_Task brief_
Every line of the listing must be reproduced as it stands. Leave the images behind.
*** Records shown Section Begins ***
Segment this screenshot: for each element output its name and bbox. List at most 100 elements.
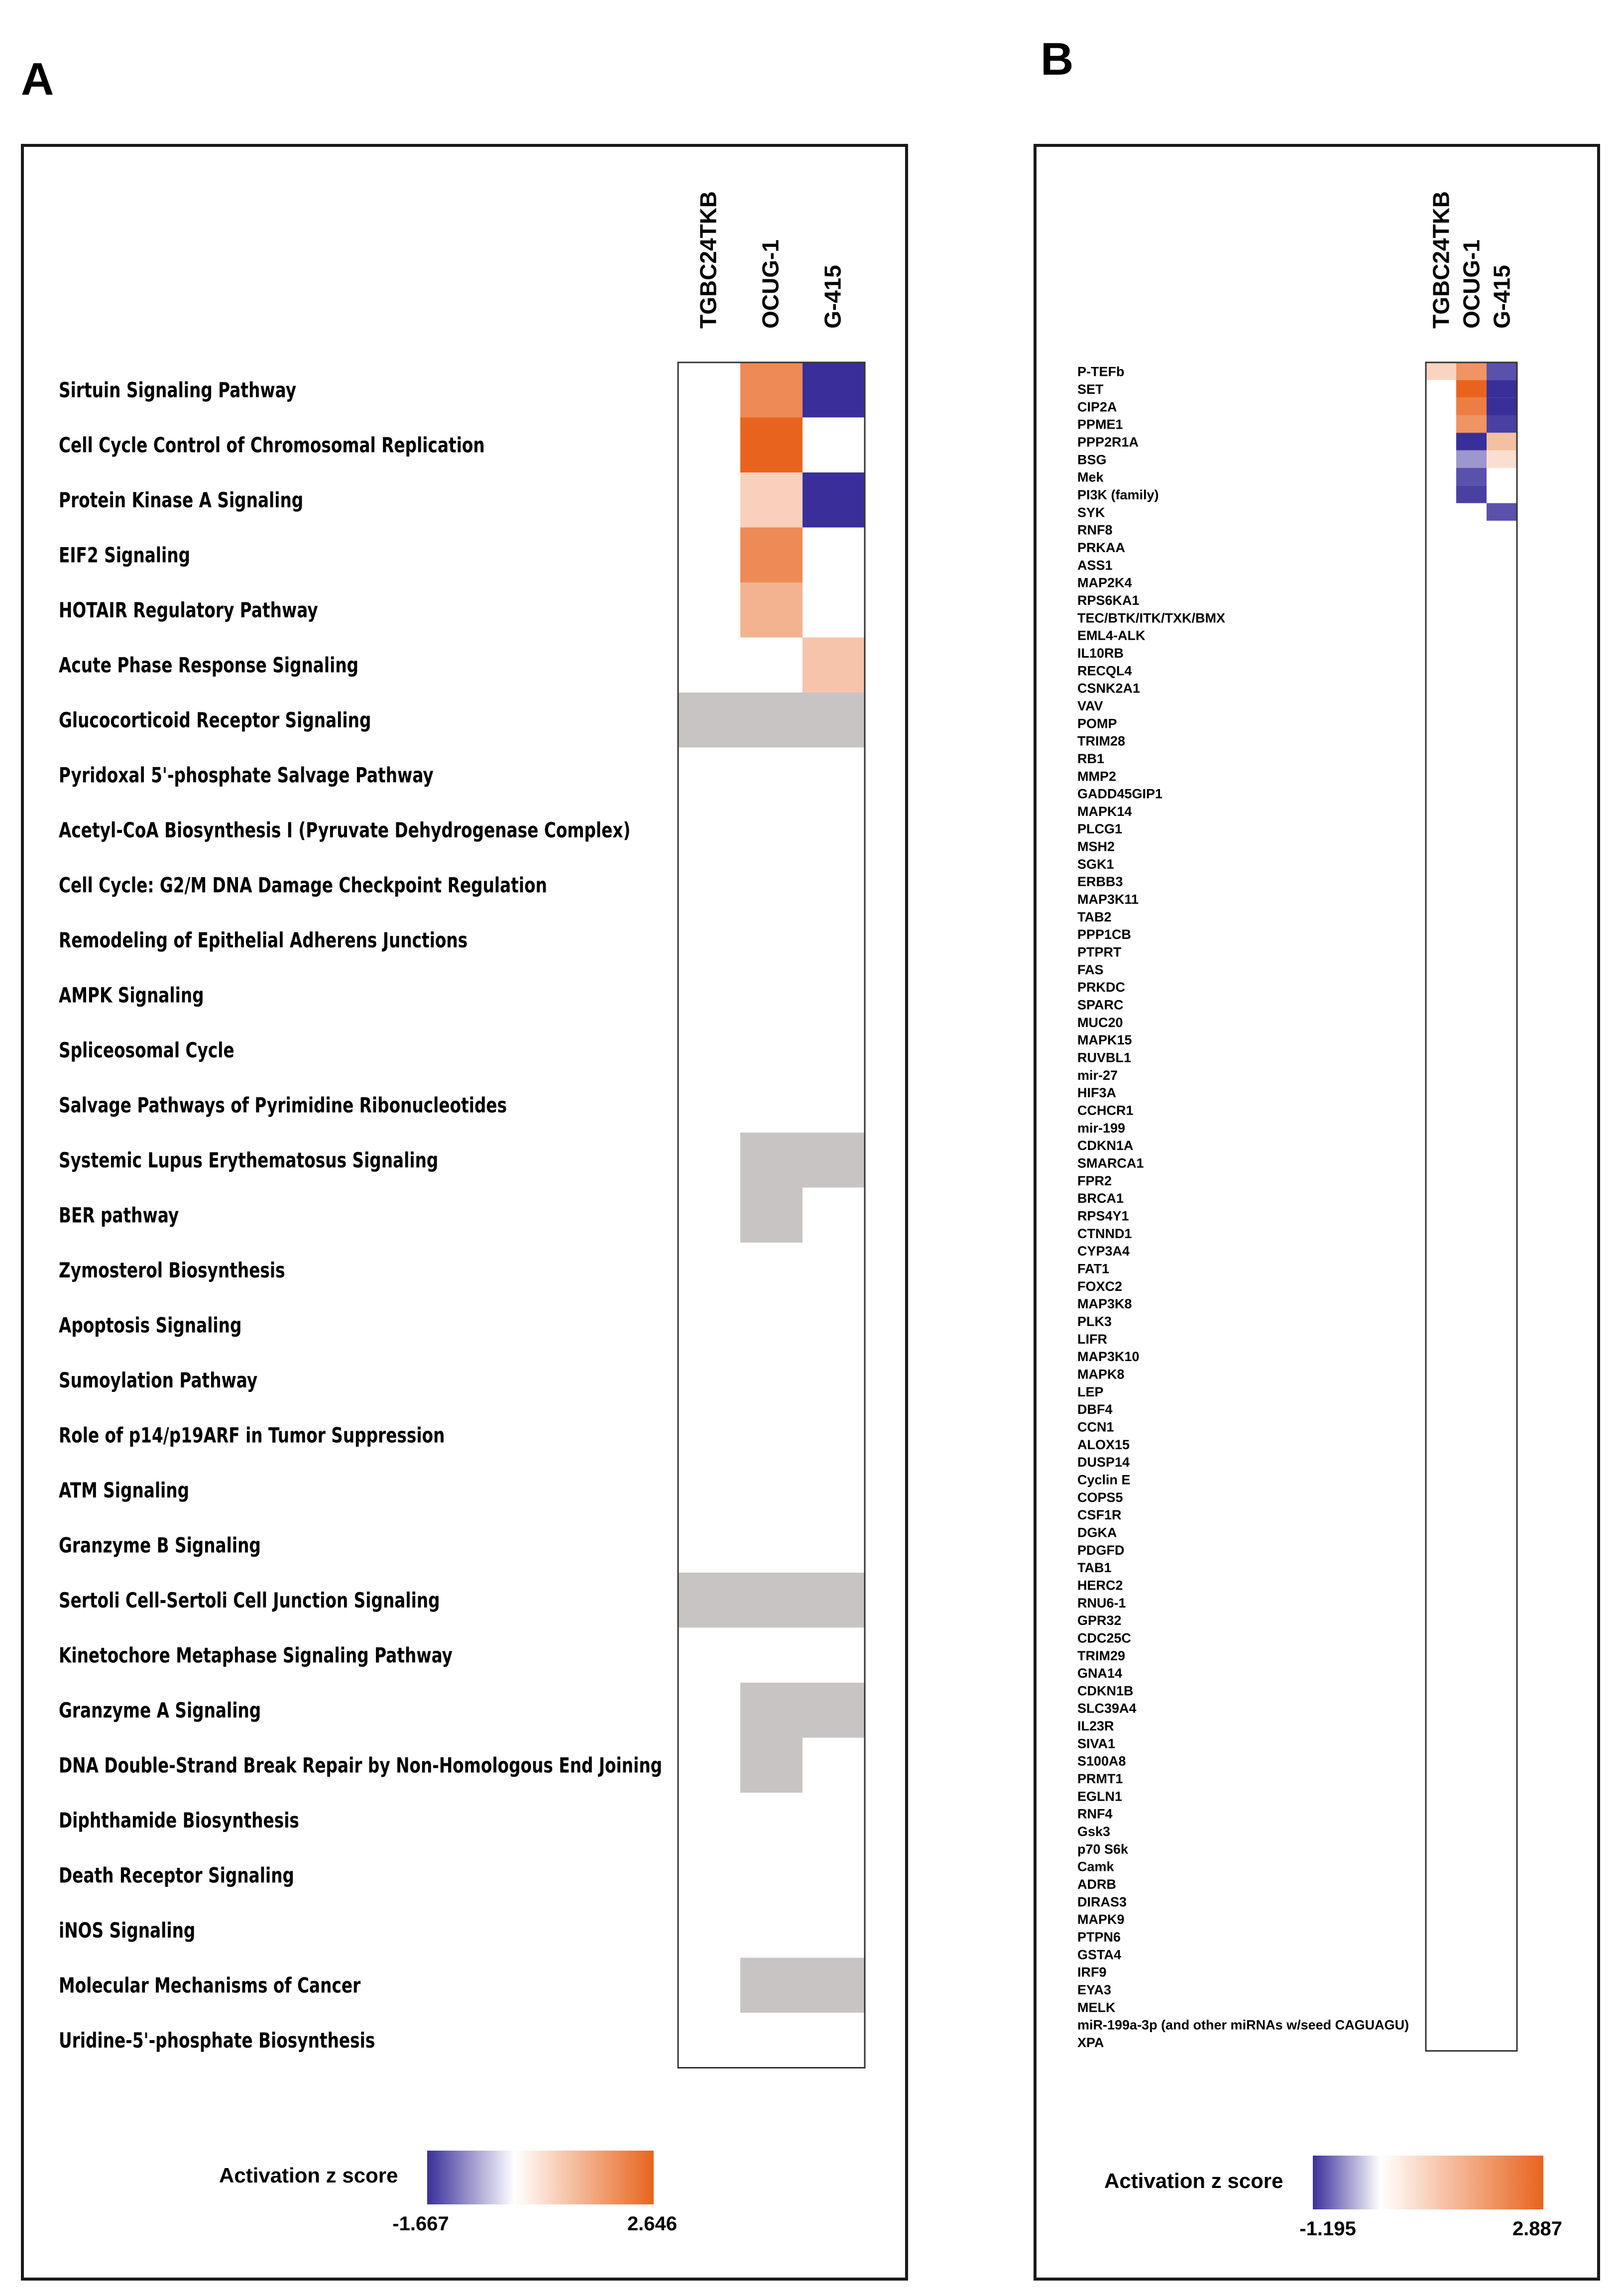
row-label: RNU6-1 xyxy=(1077,1596,1126,1610)
heatmap-frame xyxy=(1425,361,1518,2052)
row-label: TAB2 xyxy=(1077,910,1112,924)
heatmap-cell xyxy=(803,692,865,748)
column-header: OCUG-1 xyxy=(1459,239,1485,329)
row-label: IRF9 xyxy=(1077,1965,1107,1980)
row-label: PTPRT xyxy=(1077,945,1122,960)
legend-a: Activation z score -1.667 2.646 xyxy=(219,2151,677,2235)
panel-b-frame xyxy=(1034,144,1600,2281)
row-label: PPP2R1A xyxy=(1077,435,1139,450)
row-label: ALOX15 xyxy=(1077,1437,1130,1452)
heatmap-cell xyxy=(1456,397,1487,415)
panel-a-heatmap: TGBC24TKB OCUG-1 G-415 Sirtuin Signaling Pa… xyxy=(59,191,866,2068)
row-label: CYP3A4 xyxy=(1077,1244,1130,1259)
panel-b-heatmap: TGBC24TKB OCUG-1 G-415 P-TEFb SET CIP2A PPME1 P… xyxy=(1077,191,1518,2052)
row-label: MAPK14 xyxy=(1077,804,1132,819)
heatmap-cell xyxy=(1456,485,1487,503)
row-label: XPA xyxy=(1077,2035,1104,2050)
row-label: ATM Signaling xyxy=(59,1478,189,1502)
heatmap-cell xyxy=(678,1573,740,1628)
heatmap-cell xyxy=(740,692,803,748)
row-label: SMARCA1 xyxy=(1077,1156,1144,1171)
row-label: iNOS Signaling xyxy=(59,1918,195,1943)
row-label: Pyridoxal 5'-phosphate Salvage Pathway xyxy=(59,763,434,788)
row-label: IL23R xyxy=(1077,1719,1114,1733)
heatmap-cell xyxy=(1456,450,1487,468)
row-label: VAV xyxy=(1077,698,1103,713)
row-label: SIVA1 xyxy=(1077,1736,1115,1751)
row-label: DUSP14 xyxy=(1077,1455,1130,1470)
heatmap-cell xyxy=(803,472,865,528)
heatmap-frame xyxy=(677,361,866,2068)
row-label: CSNK2A1 xyxy=(1077,681,1140,696)
row-label: Diphthamide Biosynthesis xyxy=(59,1808,299,1833)
column-header: G-415 xyxy=(1489,265,1515,329)
heatmap-cell xyxy=(803,362,865,418)
row-label: MELK xyxy=(1077,2000,1116,2015)
row-label: CCHCR1 xyxy=(1077,1103,1134,1118)
row-label: MAPK15 xyxy=(1077,1033,1132,1047)
row-label: P-TEFb xyxy=(1077,364,1125,379)
legend-b: Activation z score -1.195 2.887 xyxy=(1104,2156,1562,2240)
row-label: MSH2 xyxy=(1077,839,1115,854)
heatmap-cell xyxy=(1487,362,1517,380)
row-label: Sumoylation Pathway xyxy=(59,1368,257,1392)
row-label: Cyclin E xyxy=(1077,1472,1131,1487)
row-label: MAP3K10 xyxy=(1077,1349,1140,1364)
column-header: TGBC24TKB xyxy=(1428,191,1454,329)
row-label: Role of p14/p19ARF in Tumor Suppression xyxy=(59,1423,445,1448)
row-label: BSG xyxy=(1077,452,1107,467)
row-label: HOTAIR Regulatory Pathway xyxy=(59,598,318,622)
row-label: BRCA1 xyxy=(1077,1191,1124,1206)
row-label: Salvage Pathways of Pyrimidine Ribonucle… xyxy=(59,1093,507,1118)
row-label: FAT1 xyxy=(1077,1261,1109,1276)
row-label: Kinetochore Metaphase Signaling Pathway xyxy=(59,1643,453,1668)
row-label: Spliceosomal Cycle xyxy=(59,1038,234,1062)
row-label: DNA Double-Strand Break Repair by Non-Ho… xyxy=(59,1753,662,1778)
legend-b-max: 2.887 xyxy=(1512,2218,1562,2240)
row-label: PPME1 xyxy=(1077,417,1123,432)
row-label: MUC20 xyxy=(1077,1015,1123,1030)
row-label: GPR32 xyxy=(1077,1613,1122,1628)
heatmap-cell xyxy=(740,1573,803,1628)
legend-a-title: Activation z score xyxy=(219,2164,398,2187)
panel-a-frame xyxy=(21,144,908,2281)
row-label: IL10RB xyxy=(1077,646,1124,661)
row-label: TRIM28 xyxy=(1077,734,1125,749)
row-label: RPS6KA1 xyxy=(1077,593,1140,608)
column-header: G-415 xyxy=(820,265,846,329)
row-label: RPS4Y1 xyxy=(1077,1209,1129,1224)
row-label: SGK1 xyxy=(1077,857,1114,872)
row-label: CDC25C xyxy=(1077,1630,1131,1645)
legend-b-colorbar xyxy=(1313,2156,1543,2209)
row-label: PLCG1 xyxy=(1077,821,1122,836)
row-label: CSF1R xyxy=(1077,1507,1122,1522)
row-label: MAPK8 xyxy=(1077,1367,1125,1381)
row-label: Mek xyxy=(1077,470,1104,485)
heatmap-cell xyxy=(1456,415,1487,433)
row-label: Gsk3 xyxy=(1077,1824,1110,1839)
row-label: COPS5 xyxy=(1077,1490,1123,1505)
heatmap-cell xyxy=(740,362,803,418)
row-label: MAPK9 xyxy=(1077,1912,1125,1927)
heatmap-cell xyxy=(1456,433,1487,451)
row-label: FPR2 xyxy=(1077,1173,1112,1188)
heatmap-cell xyxy=(740,1683,803,1738)
row-label: Uridine-5'-phosphate Biosynthesis xyxy=(59,2028,375,2053)
heatmap-cell xyxy=(740,1737,803,1793)
row-label: Protein Kinase A Signaling xyxy=(59,488,303,512)
heatmap-cell xyxy=(678,692,740,748)
row-label: Death Receptor Signaling xyxy=(59,1863,294,1888)
row-label: Molecular Mechanisms of Cancer xyxy=(59,1973,361,1998)
heatmap-cell xyxy=(1487,380,1517,398)
row-label: MAP3K8 xyxy=(1077,1296,1132,1311)
heatmap-cell xyxy=(740,1957,803,2013)
row-label: HIF3A xyxy=(1077,1085,1116,1100)
legend-b-title: Activation z score xyxy=(1104,2169,1283,2192)
row-label: CDKN1B xyxy=(1077,1683,1134,1698)
row-label: CIP2A xyxy=(1077,399,1117,414)
row-label: Apoptosis Signaling xyxy=(59,1313,241,1338)
row-label: DIRAS3 xyxy=(1077,1894,1127,1909)
row-label: MMP2 xyxy=(1077,769,1116,784)
heatmap-cell xyxy=(1487,397,1517,415)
*** Records shown Section Ends ***
_Answer for this exercise_
Segment this screenshot: for each element output its name and bbox. List at most 100 elements.
row-label: RNU6-1 xyxy=(1077,1596,1126,1610)
heatmap-frame xyxy=(1425,361,1518,2052)
row-label: TAB2 xyxy=(1077,910,1112,924)
heatmap-cell xyxy=(803,692,865,748)
column-header: OCUG-1 xyxy=(1459,239,1485,329)
row-label: IRF9 xyxy=(1077,1965,1107,1980)
row-label: PTPRT xyxy=(1077,945,1122,960)
legend-a: Activation z score -1.667 2.646 xyxy=(219,2151,677,2235)
panel-b-frame xyxy=(1034,144,1600,2281)
row-label: PPP2R1A xyxy=(1077,435,1139,450)
row-label: ALOX15 xyxy=(1077,1437,1130,1452)
heatmap-cell xyxy=(1456,397,1487,415)
panel-a-heatmap: TGBC24TKB OCUG-1 G-415 Sirtuin Signaling Pa… xyxy=(59,191,866,2068)
row-label: CYP3A4 xyxy=(1077,1244,1130,1259)
panel-b-heatmap: TGBC24TKB OCUG-1 G-415 P-TEFb SET CIP2A PPME1 P… xyxy=(1077,191,1518,2052)
row-label: MAPK14 xyxy=(1077,804,1132,819)
heatmap-cell xyxy=(1456,485,1487,503)
row-label: XPA xyxy=(1077,2035,1104,2050)
row-label: ATM Signaling xyxy=(59,1478,189,1502)
heatmap-cell xyxy=(678,1573,740,1628)
heatmap-cell xyxy=(740,692,803,748)
row-label: SMARCA1 xyxy=(1077,1156,1144,1171)
row-label: iNOS Signaling xyxy=(59,1918,195,1943)
row-label: Pyridoxal 5'-phosphate Salvage Pathway xyxy=(59,763,434,788)
row-label: IL23R xyxy=(1077,1719,1114,1733)
heatmap-cell xyxy=(1456,450,1487,468)
row-label: VAV xyxy=(1077,698,1103,713)
row-label: SIVA1 xyxy=(1077,1736,1115,1751)
row-label: DUSP14 xyxy=(1077,1455,1130,1470)
heatmap-cell xyxy=(803,472,865,528)
heatmap-frame xyxy=(677,361,866,2068)
row-label: CSNK2A1 xyxy=(1077,681,1140,696)
row-label: Diphthamide Biosynthesis xyxy=(59,1808,299,1833)
column-header: G-415 xyxy=(1489,265,1515,329)
heatmap-cell xyxy=(803,362,865,418)
row-label: MELK xyxy=(1077,2000,1116,2015)
row-label: CCHCR1 xyxy=(1077,1103,1134,1118)
row-label: MAPK15 xyxy=(1077,1033,1132,1047)
row-label: P-TEFb xyxy=(1077,364,1125,379)
legend-b: Activation z score -1.195 2.887 xyxy=(1104,2156,1562,2240)
row-label: MSH2 xyxy=(1077,839,1115,854)
heatmap-cell xyxy=(1487,362,1517,380)
row-label: Sumoylation Pathway xyxy=(59,1368,257,1392)
row-label: Cyclin E xyxy=(1077,1472,1131,1487)
row-label: MAP3K10 xyxy=(1077,1349,1140,1364)
column-header: TGBC24TKB xyxy=(1428,191,1454,329)
row-label: Role of p14/p19ARF in Tumor Suppression xyxy=(59,1423,445,1448)
row-label: BSG xyxy=(1077,452,1107,467)
row-label: HOTAIR Regulatory Pathway xyxy=(59,598,318,622)
row-label: BRCA1 xyxy=(1077,1191,1124,1206)
row-label: Salvage Pathways of Pyrimidine Ribonucle… xyxy=(59,1093,507,1118)
row-label: FAT1 xyxy=(1077,1261,1109,1276)
row-label: Kinetochore Metaphase Signaling Pathway xyxy=(59,1643,453,1668)
row-label: Spliceosomal Cycle xyxy=(59,1038,234,1062)
row-label: DNA Double-Strand Break Repair by Non-Ho… xyxy=(59,1753,662,1778)
legend-b-max: 2.887 xyxy=(1512,2218,1562,2240)
row-label: PPME1 xyxy=(1077,417,1123,432)
row-label: MUC20 xyxy=(1077,1015,1123,1030)
row-label: GPR32 xyxy=(1077,1613,1122,1628)
heatmap-cell xyxy=(740,1573,803,1628)
legend-a-title: Activation z score xyxy=(219,2164,398,2187)
panel-a-frame xyxy=(21,144,908,2281)
row-label: IL10RB xyxy=(1077,646,1124,661)
row-label: TRIM28 xyxy=(1077,734,1125,749)
row-label: RPS6KA1 xyxy=(1077,593,1140,608)
column-header: G-415 xyxy=(820,265,846,329)
row-label: RPS4Y1 xyxy=(1077,1209,1129,1224)
row-label: SGK1 xyxy=(1077,857,1114,872)
row-label: CDC25C xyxy=(1077,1630,1131,1645)
legend-b-colorbar xyxy=(1313,2156,1543,2209)
row-label: PLCG1 xyxy=(1077,821,1122,836)
row-label: CSF1R xyxy=(1077,1507,1122,1522)
row-label: MAPK8 xyxy=(1077,1367,1125,1381)
row-label: Mek xyxy=(1077,470,1104,485)
heatmap-cell xyxy=(1456,415,1487,433)
row-label: Gsk3 xyxy=(1077,1824,1110,1839)
row-label: COPS5 xyxy=(1077,1490,1123,1505)
heatmap-cell xyxy=(740,362,803,418)
row-label: MAPK9 xyxy=(1077,1912,1125,1927)
heatmap-cell xyxy=(1456,433,1487,451)
row-label: FPR2 xyxy=(1077,1173,1112,1188)
heatmap-cell xyxy=(740,1683,803,1738)
row-label: Uridine-5'-phosphate Biosynthesis xyxy=(59,2028,375,2053)
heatmap-cell xyxy=(740,1737,803,1793)
row-label: Protein Kinase A Signaling xyxy=(59,488,303,512)
heatmap-cell xyxy=(678,692,740,748)
row-label: Death Receptor Signaling xyxy=(59,1863,294,1888)
row-label: Molecular Mechanisms of Cancer xyxy=(59,1973,361,1998)
heatmap-cell xyxy=(1487,380,1517,398)
row-label: MAP3K8 xyxy=(1077,1296,1132,1311)
heatmap-cell xyxy=(740,1957,803,2013)
row-label: HIF3A xyxy=(1077,1085,1116,1100)
legend-b-title: Activation z score xyxy=(1104,2169,1283,2192)
row-label: CDKN1B xyxy=(1077,1683,1134,1698)
row-label: CIP2A xyxy=(1077,399,1117,414)
row-label: Apoptosis Signaling xyxy=(59,1313,241,1338)
row-label: DIRAS3 xyxy=(1077,1894,1127,1909)
row-label: MMP2 xyxy=(1077,769,1116,784)
heatmap-cell xyxy=(1487,397,1517,415)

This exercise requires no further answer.